## STATED PROBLEM
In the listing that follows, count every line with the word "Anomaly" in it and write only the total.

## MATERIALS PROVIDED

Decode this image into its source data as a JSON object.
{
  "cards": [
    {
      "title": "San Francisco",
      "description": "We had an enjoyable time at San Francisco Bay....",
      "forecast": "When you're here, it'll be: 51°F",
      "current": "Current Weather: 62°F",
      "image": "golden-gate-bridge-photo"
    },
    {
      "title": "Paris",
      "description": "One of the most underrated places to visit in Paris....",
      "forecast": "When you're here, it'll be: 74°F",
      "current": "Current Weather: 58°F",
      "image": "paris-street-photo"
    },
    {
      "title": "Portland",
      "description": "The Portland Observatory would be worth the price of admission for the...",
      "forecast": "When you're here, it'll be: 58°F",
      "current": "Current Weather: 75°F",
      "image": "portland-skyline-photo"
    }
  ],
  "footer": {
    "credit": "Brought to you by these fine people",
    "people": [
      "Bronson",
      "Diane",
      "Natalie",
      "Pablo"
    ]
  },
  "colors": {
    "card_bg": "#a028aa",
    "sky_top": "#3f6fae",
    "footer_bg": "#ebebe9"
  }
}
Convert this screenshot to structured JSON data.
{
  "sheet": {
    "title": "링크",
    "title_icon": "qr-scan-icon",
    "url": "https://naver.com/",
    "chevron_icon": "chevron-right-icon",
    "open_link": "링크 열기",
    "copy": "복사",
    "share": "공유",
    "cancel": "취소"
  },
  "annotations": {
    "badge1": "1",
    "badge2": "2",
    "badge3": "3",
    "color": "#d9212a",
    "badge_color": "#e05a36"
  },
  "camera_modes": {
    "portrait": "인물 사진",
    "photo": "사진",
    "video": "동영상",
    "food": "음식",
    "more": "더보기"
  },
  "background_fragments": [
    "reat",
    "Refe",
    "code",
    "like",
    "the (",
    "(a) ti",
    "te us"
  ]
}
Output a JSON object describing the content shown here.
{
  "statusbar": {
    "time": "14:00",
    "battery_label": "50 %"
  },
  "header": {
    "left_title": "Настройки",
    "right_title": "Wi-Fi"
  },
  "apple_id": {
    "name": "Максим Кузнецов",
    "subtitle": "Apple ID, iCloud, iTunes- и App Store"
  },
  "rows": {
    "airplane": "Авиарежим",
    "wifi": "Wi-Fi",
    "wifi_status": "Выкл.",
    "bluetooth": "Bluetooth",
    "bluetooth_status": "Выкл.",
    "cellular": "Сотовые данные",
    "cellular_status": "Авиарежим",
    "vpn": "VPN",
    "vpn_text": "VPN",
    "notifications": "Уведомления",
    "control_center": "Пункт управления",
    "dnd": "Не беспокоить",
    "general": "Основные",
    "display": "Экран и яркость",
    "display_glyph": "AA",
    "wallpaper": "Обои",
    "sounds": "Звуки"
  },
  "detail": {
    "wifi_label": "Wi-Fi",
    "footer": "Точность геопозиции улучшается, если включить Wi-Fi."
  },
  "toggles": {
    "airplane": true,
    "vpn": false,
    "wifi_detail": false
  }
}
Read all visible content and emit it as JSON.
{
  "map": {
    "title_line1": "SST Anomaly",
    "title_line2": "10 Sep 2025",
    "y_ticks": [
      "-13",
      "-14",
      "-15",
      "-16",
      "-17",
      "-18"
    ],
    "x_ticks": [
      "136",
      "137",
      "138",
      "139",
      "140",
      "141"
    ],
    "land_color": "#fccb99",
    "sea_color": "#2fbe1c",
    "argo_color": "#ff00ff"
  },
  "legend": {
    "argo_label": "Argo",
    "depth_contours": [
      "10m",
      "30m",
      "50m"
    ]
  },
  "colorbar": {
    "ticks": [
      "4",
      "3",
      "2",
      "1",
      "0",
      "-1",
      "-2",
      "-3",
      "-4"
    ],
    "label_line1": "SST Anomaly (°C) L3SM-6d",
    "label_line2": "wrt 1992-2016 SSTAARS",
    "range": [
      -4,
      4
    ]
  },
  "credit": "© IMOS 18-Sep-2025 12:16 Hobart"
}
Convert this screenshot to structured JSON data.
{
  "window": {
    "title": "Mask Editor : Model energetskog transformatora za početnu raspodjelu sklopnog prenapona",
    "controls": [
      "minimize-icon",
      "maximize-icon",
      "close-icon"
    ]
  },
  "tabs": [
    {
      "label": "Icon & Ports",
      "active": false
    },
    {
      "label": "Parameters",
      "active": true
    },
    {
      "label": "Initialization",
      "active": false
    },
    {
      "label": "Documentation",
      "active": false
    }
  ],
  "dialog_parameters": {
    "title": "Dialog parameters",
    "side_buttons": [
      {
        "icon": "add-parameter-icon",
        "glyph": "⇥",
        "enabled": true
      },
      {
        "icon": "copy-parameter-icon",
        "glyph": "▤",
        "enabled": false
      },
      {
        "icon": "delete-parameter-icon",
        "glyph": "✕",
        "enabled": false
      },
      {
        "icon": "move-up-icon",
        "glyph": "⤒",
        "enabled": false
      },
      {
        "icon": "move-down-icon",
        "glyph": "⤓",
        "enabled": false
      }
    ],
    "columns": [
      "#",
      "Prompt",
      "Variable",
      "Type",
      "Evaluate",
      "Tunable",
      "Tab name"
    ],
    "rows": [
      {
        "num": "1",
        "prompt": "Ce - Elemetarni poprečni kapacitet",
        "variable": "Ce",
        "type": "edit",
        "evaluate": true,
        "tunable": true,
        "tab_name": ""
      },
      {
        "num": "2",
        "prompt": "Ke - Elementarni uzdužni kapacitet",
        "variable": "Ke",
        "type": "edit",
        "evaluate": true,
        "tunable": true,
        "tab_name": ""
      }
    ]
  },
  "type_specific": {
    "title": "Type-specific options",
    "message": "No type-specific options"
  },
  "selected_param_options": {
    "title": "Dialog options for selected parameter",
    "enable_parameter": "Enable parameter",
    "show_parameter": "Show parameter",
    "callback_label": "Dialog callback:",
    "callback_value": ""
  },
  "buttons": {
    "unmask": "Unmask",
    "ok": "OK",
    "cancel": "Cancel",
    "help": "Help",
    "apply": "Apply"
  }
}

## EXERCISE RESPONSE
2